**PROVIDED DATA:**
-----

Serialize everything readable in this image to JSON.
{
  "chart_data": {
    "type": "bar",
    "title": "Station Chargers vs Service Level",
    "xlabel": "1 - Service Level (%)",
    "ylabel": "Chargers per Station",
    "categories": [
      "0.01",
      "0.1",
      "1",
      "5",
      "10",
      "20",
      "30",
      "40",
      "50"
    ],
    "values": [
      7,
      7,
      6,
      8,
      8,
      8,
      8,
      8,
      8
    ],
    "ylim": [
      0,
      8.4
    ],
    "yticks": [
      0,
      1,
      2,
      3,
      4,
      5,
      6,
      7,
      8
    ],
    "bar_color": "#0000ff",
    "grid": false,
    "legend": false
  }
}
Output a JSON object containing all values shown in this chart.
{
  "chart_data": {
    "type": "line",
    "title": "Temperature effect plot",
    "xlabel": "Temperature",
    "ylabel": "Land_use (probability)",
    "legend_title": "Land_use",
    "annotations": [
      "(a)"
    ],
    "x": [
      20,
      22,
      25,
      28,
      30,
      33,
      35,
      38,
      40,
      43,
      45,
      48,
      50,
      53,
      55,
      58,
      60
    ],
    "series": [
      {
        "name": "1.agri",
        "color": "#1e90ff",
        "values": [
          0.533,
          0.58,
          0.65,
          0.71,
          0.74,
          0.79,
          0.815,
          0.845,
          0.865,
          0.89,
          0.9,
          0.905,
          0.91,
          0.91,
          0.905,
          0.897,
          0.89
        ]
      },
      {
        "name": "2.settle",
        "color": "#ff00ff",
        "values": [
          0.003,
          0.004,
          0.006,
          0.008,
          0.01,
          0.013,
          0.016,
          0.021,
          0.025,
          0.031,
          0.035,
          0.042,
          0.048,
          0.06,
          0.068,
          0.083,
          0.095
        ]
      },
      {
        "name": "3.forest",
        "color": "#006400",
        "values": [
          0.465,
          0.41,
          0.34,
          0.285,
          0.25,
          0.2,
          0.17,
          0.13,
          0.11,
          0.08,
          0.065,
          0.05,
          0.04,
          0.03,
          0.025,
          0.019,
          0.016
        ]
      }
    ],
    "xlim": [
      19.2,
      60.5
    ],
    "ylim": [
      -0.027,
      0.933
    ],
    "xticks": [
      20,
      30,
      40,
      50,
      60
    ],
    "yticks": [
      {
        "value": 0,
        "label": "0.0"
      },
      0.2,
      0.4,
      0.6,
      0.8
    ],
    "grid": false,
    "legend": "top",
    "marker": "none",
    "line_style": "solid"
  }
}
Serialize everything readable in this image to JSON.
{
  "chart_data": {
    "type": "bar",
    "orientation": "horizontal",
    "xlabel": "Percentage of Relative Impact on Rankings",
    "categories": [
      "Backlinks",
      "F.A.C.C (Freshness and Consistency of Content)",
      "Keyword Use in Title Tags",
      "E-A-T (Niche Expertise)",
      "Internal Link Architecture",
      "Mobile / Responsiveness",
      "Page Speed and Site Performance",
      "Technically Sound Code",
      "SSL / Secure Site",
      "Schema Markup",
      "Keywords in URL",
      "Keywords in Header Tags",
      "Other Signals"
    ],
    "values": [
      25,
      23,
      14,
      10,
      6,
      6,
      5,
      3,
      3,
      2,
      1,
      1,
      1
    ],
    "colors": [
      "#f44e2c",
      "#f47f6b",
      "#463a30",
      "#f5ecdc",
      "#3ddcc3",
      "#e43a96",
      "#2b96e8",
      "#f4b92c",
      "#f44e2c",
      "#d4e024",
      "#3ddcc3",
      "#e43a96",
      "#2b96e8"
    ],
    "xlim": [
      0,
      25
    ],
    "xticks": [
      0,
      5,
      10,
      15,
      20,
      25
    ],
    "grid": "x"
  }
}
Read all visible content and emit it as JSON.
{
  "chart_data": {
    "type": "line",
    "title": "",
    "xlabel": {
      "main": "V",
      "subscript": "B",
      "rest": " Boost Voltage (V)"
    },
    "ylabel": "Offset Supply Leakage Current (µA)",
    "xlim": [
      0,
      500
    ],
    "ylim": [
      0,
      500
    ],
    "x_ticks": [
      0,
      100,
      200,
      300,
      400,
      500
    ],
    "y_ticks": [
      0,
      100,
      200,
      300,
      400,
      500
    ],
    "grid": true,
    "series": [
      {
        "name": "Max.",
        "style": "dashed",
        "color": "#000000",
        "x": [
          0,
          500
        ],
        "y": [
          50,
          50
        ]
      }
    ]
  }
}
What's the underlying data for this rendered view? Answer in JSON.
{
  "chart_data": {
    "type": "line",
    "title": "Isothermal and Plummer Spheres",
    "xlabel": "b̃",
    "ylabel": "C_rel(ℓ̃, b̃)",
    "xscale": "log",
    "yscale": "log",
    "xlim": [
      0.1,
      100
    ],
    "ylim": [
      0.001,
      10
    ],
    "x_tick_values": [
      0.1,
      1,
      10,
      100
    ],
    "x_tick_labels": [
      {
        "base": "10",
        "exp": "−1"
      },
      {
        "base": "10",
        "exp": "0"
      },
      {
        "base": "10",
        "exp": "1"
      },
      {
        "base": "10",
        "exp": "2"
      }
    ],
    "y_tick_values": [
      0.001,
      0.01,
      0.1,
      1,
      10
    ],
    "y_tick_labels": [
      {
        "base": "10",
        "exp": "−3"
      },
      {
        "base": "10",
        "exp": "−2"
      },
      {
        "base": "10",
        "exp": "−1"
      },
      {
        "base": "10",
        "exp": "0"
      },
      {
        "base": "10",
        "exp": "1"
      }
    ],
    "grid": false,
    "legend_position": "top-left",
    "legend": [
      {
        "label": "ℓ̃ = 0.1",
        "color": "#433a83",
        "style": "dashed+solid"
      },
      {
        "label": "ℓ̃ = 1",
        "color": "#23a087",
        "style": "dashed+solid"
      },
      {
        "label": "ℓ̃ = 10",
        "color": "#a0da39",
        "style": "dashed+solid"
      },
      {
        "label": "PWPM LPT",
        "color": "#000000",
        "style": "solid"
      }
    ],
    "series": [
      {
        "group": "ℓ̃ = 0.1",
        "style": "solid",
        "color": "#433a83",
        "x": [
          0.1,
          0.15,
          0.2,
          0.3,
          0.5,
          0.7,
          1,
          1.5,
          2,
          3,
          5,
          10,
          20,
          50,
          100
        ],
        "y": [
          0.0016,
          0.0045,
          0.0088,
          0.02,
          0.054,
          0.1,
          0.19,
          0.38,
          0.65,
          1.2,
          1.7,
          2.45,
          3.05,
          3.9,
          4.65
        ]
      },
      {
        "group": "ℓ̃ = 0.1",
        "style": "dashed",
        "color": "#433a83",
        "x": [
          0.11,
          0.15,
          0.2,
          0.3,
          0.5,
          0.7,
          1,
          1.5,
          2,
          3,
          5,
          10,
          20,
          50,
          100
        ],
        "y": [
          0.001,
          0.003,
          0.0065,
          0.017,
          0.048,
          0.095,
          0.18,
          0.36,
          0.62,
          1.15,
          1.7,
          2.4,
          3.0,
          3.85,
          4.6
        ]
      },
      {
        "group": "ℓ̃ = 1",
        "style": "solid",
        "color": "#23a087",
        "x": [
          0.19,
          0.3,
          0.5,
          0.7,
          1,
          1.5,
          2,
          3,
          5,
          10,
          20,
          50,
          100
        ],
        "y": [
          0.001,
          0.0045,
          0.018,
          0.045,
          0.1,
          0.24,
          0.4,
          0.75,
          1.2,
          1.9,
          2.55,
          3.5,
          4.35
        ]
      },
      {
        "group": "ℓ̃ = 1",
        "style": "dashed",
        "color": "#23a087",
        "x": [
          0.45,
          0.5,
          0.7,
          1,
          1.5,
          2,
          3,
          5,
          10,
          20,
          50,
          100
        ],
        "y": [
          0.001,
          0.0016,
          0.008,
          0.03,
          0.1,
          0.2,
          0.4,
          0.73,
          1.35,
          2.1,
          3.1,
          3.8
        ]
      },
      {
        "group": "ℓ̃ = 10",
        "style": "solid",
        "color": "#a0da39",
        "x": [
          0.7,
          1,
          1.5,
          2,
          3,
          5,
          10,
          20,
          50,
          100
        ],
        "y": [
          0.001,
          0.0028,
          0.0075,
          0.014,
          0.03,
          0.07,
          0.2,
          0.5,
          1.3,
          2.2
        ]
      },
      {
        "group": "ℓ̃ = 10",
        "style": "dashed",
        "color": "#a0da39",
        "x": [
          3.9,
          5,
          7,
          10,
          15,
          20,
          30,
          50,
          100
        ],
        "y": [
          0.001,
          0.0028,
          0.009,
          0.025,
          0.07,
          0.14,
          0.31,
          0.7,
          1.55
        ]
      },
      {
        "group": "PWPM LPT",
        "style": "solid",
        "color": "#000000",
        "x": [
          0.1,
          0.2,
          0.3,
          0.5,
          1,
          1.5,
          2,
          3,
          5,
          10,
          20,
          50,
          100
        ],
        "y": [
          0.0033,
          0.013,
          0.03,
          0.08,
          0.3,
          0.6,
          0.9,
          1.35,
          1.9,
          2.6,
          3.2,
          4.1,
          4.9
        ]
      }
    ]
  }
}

-----

**WORK REQUIRED:** Reply with one number: the count of lines in the entries that include the word "Keywords".

**TASK ANSWER:** 2